**Set task**: Output the material beneath exactly, leaving nothing out.

---------------

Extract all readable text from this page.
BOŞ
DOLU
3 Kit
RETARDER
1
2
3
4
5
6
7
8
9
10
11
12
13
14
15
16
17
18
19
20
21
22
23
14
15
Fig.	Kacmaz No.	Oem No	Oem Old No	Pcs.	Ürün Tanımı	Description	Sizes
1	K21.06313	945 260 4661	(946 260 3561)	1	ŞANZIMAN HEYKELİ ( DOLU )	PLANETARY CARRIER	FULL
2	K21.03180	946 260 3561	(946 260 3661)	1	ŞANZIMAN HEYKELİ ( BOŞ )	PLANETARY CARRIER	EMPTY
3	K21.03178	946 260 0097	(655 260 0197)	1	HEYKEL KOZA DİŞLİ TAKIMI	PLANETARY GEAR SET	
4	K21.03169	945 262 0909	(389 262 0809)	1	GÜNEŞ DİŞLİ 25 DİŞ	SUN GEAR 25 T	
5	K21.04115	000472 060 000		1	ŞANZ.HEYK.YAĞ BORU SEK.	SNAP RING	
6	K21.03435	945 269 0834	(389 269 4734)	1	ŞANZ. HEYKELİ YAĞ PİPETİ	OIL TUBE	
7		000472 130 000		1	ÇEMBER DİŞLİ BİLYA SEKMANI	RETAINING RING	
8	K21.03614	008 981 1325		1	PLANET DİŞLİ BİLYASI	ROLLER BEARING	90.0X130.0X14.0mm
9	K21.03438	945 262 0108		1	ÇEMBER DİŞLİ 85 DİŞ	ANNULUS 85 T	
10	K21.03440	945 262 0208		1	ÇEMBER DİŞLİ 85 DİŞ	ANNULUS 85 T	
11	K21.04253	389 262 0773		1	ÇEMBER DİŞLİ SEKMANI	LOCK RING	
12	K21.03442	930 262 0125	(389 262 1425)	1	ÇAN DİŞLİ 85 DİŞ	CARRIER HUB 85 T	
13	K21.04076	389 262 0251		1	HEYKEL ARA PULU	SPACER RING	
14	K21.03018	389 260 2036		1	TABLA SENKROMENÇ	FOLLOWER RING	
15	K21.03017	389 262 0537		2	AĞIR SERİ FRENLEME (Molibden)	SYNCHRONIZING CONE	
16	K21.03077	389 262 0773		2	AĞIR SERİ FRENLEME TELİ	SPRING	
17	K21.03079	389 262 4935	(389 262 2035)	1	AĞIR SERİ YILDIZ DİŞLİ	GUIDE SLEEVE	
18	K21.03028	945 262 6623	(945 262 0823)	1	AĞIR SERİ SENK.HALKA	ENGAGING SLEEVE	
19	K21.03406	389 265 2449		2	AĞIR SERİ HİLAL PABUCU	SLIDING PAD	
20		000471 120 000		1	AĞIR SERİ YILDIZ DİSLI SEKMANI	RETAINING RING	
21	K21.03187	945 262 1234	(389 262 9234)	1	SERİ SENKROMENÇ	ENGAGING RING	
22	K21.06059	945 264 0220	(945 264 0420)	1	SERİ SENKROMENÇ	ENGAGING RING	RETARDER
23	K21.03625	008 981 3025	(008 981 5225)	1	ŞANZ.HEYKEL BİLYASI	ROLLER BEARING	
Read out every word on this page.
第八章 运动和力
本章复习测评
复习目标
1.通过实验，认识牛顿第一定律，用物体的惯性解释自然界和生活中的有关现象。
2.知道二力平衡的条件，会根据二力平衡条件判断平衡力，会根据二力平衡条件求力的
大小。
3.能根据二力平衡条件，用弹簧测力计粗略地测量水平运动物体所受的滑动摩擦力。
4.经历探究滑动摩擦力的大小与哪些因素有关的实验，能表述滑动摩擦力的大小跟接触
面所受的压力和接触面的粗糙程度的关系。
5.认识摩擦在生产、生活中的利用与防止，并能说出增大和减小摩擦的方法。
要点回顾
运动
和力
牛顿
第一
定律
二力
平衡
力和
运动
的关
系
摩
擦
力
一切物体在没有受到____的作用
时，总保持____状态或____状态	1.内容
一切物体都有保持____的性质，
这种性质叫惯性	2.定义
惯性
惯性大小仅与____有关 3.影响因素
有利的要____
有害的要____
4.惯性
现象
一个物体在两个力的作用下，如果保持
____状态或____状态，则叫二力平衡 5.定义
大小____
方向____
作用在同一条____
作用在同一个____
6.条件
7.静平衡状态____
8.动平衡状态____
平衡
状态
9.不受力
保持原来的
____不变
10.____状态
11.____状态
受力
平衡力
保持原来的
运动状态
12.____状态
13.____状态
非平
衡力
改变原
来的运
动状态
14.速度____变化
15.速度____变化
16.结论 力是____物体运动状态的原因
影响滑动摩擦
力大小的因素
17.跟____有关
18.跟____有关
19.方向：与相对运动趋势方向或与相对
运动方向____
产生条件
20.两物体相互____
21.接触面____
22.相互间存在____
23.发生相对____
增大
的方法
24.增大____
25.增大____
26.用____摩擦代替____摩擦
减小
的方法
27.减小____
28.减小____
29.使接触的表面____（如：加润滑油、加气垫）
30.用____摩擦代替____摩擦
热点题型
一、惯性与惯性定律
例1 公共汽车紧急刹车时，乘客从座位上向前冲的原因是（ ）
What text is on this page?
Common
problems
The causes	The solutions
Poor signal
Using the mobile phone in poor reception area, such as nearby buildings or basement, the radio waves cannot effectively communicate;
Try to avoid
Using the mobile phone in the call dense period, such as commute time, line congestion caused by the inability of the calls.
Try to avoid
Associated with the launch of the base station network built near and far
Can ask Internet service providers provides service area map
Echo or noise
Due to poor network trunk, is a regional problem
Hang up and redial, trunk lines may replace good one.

---------------

**Answer to this exercise**:
Extract all readable text from this page.
BOŞ
DOLU
3 Kit
RETARDER
1
2
3
4
5
6
7
8
9
10
11
12
13
14
15
16
17
18
19
20
21
22
23
14
15
Fig.	Kacmaz No.	Oem No	Oem Old No	Pcs.	Ürün Tanımı	Description	Sizes
1	K21.06313	945 260 4661	(946 260 3561)	1	ŞANZIMAN HEYKELİ ( DOLU )	PLANETARY CARRIER	FULL
2	K21.03180	946 260 3561	(946 260 3661)	1	ŞANZIMAN HEYKELİ ( BOŞ )	PLANETARY CARRIER	EMPTY
3	K21.03178	946 260 0097	(655 260 0197)	1	HEYKEL KOZA DİŞLİ TAKIMI	PLANETARY GEAR SET	
4	K21.03169	945 262 0909	(389 262 0809)	1	GÜNEŞ DİŞLİ 25 DİŞ	SUN GEAR 25 T	
5	K21.04115	000472 060 000		1	ŞANZ.HEYK.YAĞ BORU SEK.	SNAP RING	
6	K21.03435	945 269 0834	(389 269 4734)	1	ŞANZ. HEYKELİ YAĞ PİPETİ	OIL TUBE	
7		000472 130 000		1	ÇEMBER DİŞLİ BİLYA SEKMANI	RETAINING RING	
8	K21.03614	008 981 1325		1	PLANET DİŞLİ BİLYASI	ROLLER BEARING	90.0X130.0X14.0mm
9	K21.03438	945 262 0108		1	ÇEMBER DİŞLİ 85 DİŞ	ANNULUS 85 T	
10	K21.03440	945 262 0208		1	ÇEMBER DİŞLİ 85 DİŞ	ANNULUS 85 T	
11	K21.04253	389 262 0773		1	ÇEMBER DİŞLİ SEKMANI	LOCK RING	
12	K21.03442	930 262 0125	(389 262 1425)	1	ÇAN DİŞLİ 85 DİŞ	CARRIER HUB 85 T	
13	K21.04076	389 262 0251		1	HEYKEL ARA PULU	SPACER RING	
14	K21.03018	389 260 2036		1	TABLA SENKROMENÇ	FOLLOWER RING	
15	K21.03017	389 262 0537		2	AĞIR SERİ FRENLEME (Molibden)	SYNCHRONIZING CONE	
16	K21.03077	389 262 0773		2	AĞIR SERİ FRENLEME TELİ	SPRING	
17	K21.03079	389 262 4935	(389 262 2035)	1	AĞIR SERİ YILDIZ DİŞLİ	GUIDE SLEEVE	
18	K21.03028	945 262 6623	(945 262 0823)	1	AĞIR SERİ SENK.HALKA	ENGAGING SLEEVE	
19	K21.03406	389 265 2449		2	AĞIR SERİ HİLAL PABUCU	SLIDING PAD	
20		000471 120 000		1	AĞIR SERİ YILDIZ DİSLI SEKMANI	RETAINING RING	
21	K21.03187	945 262 1234	(389 262 9234)	1	SERİ SENKROMENÇ	ENGAGING RING	
22	K21.06059	945 264 0220	(945 264 0420)	1	SERİ SENKROMENÇ	ENGAGING RING	RETARDER
23	K21.03625	008 981 3025	(008 981 5225)	1	ŞANZ.HEYKEL BİLYASI	ROLLER BEARING	
Read out every word on this page.
第八章 运动和力
本章复习测评
复习目标
1.通过实验，认识牛顿第一定律，用物体的惯性解释自然界和生活中的有关现象。
2.知道二力平衡的条件，会根据二力平衡条件判断平衡力，会根据二力平衡条件求力的
大小。
3.能根据二力平衡条件，用弹簧测力计粗略地测量水平运动物体所受的滑动摩擦力。
4.经历探究滑动摩擦力的大小与哪些因素有关的实验，能表述滑动摩擦力的大小跟接触
面所受的压力和接触面的粗糙程度的关系。
5.认识摩擦在生产、生活中的利用与防止，并能说出增大和减小摩擦的方法。
要点回顾
运动
和力
牛顿
第一
定律
二力
平衡
力和
运动
的关
系
摩
擦
力
一切物体在没有受到____的作用
时，总保持____状态或____状态	1.内容
一切物体都有保持____的性质，
这种性质叫惯性	2.定义
惯性
惯性大小仅与____有关 3.影响因素
有利的要____
有害的要____
4.惯性
现象
一个物体在两个力的作用下，如果保持
____状态或____状态，则叫二力平衡 5.定义
大小____
方向____
作用在同一条____
作用在同一个____
6.条件
7.静平衡状态____
8.动平衡状态____
平衡
状态
9.不受力
保持原来的
____不变
10.____状态
11.____状态
受力
平衡力
保持原来的
运动状态
12.____状态
13.____状态
非平
衡力
改变原
来的运
动状态
14.速度____变化
15.速度____变化
16.结论 力是____物体运动状态的原因
影响滑动摩擦
力大小的因素
17.跟____有关
18.跟____有关
19.方向：与相对运动趋势方向或与相对
运动方向____
产生条件
20.两物体相互____
21.接触面____
22.相互间存在____
23.发生相对____
增大
的方法
24.增大____
25.增大____
26.用____摩擦代替____摩擦
减小
的方法
27.减小____
28.减小____
29.使接触的表面____（如：加润滑油、加气垫）
30.用____摩擦代替____摩擦
热点题型
一、惯性与惯性定律
例1 公共汽车紧急刹车时，乘客从座位上向前冲的原因是（ ）
What text is on this page?
Common
problems
The causes	The solutions
Poor signal
Using the mobile phone in poor reception area, such as nearby buildings or basement, the radio waves cannot effectively communicate;
Try to avoid
Using the mobile phone in the call dense period, such as commute time, line congestion caused by the inability of the calls.
Try to avoid
Associated with the launch of the base station network built near and far
Can ask Internet service providers provides service area map
Echo or noise
Due to poor network trunk, is a regional problem
Hang up and redial, trunk lines may replace good one.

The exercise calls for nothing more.